Write out the data below in full. Keep it exact.

>> Begin

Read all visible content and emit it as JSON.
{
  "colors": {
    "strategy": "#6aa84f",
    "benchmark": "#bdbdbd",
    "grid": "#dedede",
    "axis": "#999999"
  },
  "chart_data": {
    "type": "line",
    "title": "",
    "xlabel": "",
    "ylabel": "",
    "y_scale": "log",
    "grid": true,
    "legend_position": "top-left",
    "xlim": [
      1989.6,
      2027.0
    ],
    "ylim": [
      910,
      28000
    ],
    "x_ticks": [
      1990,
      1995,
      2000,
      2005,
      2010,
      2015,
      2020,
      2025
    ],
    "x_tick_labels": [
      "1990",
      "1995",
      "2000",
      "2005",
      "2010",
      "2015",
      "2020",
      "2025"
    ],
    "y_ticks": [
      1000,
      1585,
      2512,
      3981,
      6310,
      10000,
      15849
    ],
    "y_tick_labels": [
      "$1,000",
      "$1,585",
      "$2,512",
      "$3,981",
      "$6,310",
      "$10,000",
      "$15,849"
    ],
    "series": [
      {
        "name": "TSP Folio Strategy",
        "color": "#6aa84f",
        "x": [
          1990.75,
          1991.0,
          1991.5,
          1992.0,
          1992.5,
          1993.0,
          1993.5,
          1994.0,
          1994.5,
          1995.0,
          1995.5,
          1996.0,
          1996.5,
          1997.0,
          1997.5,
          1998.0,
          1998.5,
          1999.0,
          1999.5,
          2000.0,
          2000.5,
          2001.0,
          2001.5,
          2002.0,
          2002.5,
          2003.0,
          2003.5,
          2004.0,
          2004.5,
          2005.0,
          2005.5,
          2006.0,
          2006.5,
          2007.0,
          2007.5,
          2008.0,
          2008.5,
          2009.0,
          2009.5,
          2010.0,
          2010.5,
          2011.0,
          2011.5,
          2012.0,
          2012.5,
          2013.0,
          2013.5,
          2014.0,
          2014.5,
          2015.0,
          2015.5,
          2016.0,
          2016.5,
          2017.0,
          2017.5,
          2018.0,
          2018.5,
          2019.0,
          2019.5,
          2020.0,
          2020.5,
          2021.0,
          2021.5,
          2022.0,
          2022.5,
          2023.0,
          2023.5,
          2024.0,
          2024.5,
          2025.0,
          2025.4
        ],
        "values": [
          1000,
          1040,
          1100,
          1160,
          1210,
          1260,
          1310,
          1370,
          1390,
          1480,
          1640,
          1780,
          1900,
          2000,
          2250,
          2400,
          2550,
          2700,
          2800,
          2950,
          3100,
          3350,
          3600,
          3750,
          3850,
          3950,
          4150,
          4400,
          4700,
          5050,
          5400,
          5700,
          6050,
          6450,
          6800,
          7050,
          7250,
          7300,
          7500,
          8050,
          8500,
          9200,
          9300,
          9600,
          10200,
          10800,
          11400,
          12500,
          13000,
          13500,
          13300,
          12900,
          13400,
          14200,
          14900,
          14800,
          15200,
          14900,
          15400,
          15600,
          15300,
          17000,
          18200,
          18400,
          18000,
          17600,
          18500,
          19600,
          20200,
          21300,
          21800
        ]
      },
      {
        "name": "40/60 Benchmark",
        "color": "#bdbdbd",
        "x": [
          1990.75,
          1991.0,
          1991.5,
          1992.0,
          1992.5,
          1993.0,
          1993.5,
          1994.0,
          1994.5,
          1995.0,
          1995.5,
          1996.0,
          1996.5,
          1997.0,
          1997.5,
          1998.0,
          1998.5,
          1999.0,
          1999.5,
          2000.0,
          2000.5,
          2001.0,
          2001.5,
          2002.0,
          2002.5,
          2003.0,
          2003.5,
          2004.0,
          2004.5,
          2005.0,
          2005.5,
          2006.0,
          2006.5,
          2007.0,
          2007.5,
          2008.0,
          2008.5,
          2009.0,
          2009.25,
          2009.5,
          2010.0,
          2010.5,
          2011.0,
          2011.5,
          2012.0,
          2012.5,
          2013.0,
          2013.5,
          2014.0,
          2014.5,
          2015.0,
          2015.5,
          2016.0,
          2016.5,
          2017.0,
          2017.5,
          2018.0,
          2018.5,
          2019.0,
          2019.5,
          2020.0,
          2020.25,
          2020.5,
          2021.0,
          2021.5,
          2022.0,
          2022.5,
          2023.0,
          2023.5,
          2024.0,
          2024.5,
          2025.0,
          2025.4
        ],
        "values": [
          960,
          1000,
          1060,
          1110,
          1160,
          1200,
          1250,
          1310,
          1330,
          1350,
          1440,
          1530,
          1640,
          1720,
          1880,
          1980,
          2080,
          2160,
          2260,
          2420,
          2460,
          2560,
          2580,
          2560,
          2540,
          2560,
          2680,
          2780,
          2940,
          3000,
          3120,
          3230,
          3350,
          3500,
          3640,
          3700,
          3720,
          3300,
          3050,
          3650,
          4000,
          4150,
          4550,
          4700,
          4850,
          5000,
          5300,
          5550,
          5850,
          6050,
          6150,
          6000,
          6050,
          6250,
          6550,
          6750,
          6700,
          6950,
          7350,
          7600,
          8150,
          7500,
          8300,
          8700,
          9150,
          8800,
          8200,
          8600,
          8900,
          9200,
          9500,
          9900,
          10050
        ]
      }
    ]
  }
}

>> End

*Result of the task:*
Read all visible content and emit it as JSON.
{
  "colors": {
    "strategy": "#6aa84f",
    "benchmark": "#bdbdbd",
    "grid": "#dedede",
    "axis": "#999999"
  },
  "chart_data": {
    "type": "line",
    "title": "",
    "xlabel": "",
    "ylabel": "",
    "y_scale": "log",
    "grid": true,
    "legend_position": "top-left",
    "xlim": [
      1989.6,
      2027.0
    ],
    "ylim": [
      910,
      28000
    ],
    "x_ticks": [
      1990,
      1995,
      2000,
      2005,
      2010,
      2015,
      2020,
      2025
    ],
    "x_tick_labels": [
      "1990",
      "1995",
      "2000",
      "2005",
      "2010",
      "2015",
      "2020",
      "2025"
    ],
    "y_ticks": [
      1000,
      1585,
      2512,
      3981,
      6310,
      10000,
      15849
    ],
    "y_tick_labels": [
      "$1,000",
      "$1,585",
      "$2,512",
      "$3,981",
      "$6,310",
      "$10,000",
      "$15,849"
    ],
    "series": [
      {
        "name": "TSP Folio Strategy",
        "color": "#6aa84f",
        "x": [
          1990.75,
          1991.0,
          1991.5,
          1992.0,
          1992.5,
          1993.0,
          1993.5,
          1994.0,
          1994.5,
          1995.0,
          1995.5,
          1996.0,
          1996.5,
          1997.0,
          1997.5,
          1998.0,
          1998.5,
          1999.0,
          1999.5,
          2000.0,
          2000.5,
          2001.0,
          2001.5,
          2002.0,
          2002.5,
          2003.0,
          2003.5,
          2004.0,
          2004.5,
          2005.0,
          2005.5,
          2006.0,
          2006.5,
          2007.0,
          2007.5,
          2008.0,
          2008.5,
          2009.0,
          2009.5,
          2010.0,
          2010.5,
          2011.0,
          2011.5,
          2012.0,
          2012.5,
          2013.0,
          2013.5,
          2014.0,
          2014.5,
          2015.0,
          2015.5,
          2016.0,
          2016.5,
          2017.0,
          2017.5,
          2018.0,
          2018.5,
          2019.0,
          2019.5,
          2020.0,
          2020.5,
          2021.0,
          2021.5,
          2022.0,
          2022.5,
          2023.0,
          2023.5,
          2024.0,
          2024.5,
          2025.0,
          2025.4
        ],
        "values": [
          1000,
          1040,
          1100,
          1160,
          1210,
          1260,
          1310,
          1370,
          1390,
          1480,
          1640,
          1780,
          1900,
          2000,
          2250,
          2400,
          2550,
          2700,
          2800,
          2950,
          3100,
          3350,
          3600,
          3750,
          3850,
          3950,
          4150,
          4400,
          4700,
          5050,
          5400,
          5700,
          6050,
          6450,
          6800,
          7050,
          7250,
          7300,
          7500,
          8050,
          8500,
          9200,
          9300,
          9600,
          10200,
          10800,
          11400,
          12500,
          13000,
          13500,
          13300,
          12900,
          13400,
          14200,
          14900,
          14800,
          15200,
          14900,
          15400,
          15600,
          15300,
          17000,
          18200,
          18400,
          18000,
          17600,
          18500,
          19600,
          20200,
          21300,
          21800
        ]
      },
      {
        "name": "40/60 Benchmark",
        "color": "#bdbdbd",
        "x": [
          1990.75,
          1991.0,
          1991.5,
          1992.0,
          1992.5,
          1993.0,
          1993.5,
          1994.0,
          1994.5,
          1995.0,
          1995.5,
          1996.0,
          1996.5,
          1997.0,
          1997.5,
          1998.0,
          1998.5,
          1999.0,
          1999.5,
          2000.0,
          2000.5,
          2001.0,
          2001.5,
          2002.0,
          2002.5,
          2003.0,
          2003.5,
          2004.0,
          2004.5,
          2005.0,
          2005.5,
          2006.0,
          2006.5,
          2007.0,
          2007.5,
          2008.0,
          2008.5,
          2009.0,
          2009.25,
          2009.5,
          2010.0,
          2010.5,
          2011.0,
          2011.5,
          2012.0,
          2012.5,
          2013.0,
          2013.5,
          2014.0,
          2014.5,
          2015.0,
          2015.5,
          2016.0,
          2016.5,
          2017.0,
          2017.5,
          2018.0,
          2018.5,
          2019.0,
          2019.5,
          2020.0,
          2020.25,
          2020.5,
          2021.0,
          2021.5,
          2022.0,
          2022.5,
          2023.0,
          2023.5,
          2024.0,
          2024.5,
          2025.0,
          2025.4
        ],
        "values": [
          960,
          1000,
          1060,
          1110,
          1160,
          1200,
          1250,
          1310,
          1330,
          1350,
          1440,
          1530,
          1640,
          1720,
          1880,
          1980,
          2080,
          2160,
          2260,
          2420,
          2460,
          2560,
          2580,
          2560,
          2540,
          2560,
          2680,
          2780,
          2940,
          3000,
          3120,
          3230,
          3350,
          3500,
          3640,
          3700,
          3720,
          3300,
          3050,
          3650,
          4000,
          4150,
          4550,
          4700,
          4850,
          5000,
          5300,
          5550,
          5850,
          6050,
          6150,
          6000,
          6050,
          6250,
          6550,
          6750,
          6700,
          6950,
          7350,
          7600,
          8150,
          7500,
          8300,
          8700,
          9150,
          8800,
          8200,
          8600,
          8900,
          9200,
          9500,
          9900,
          10050
        ]
      }
    ]
  }
}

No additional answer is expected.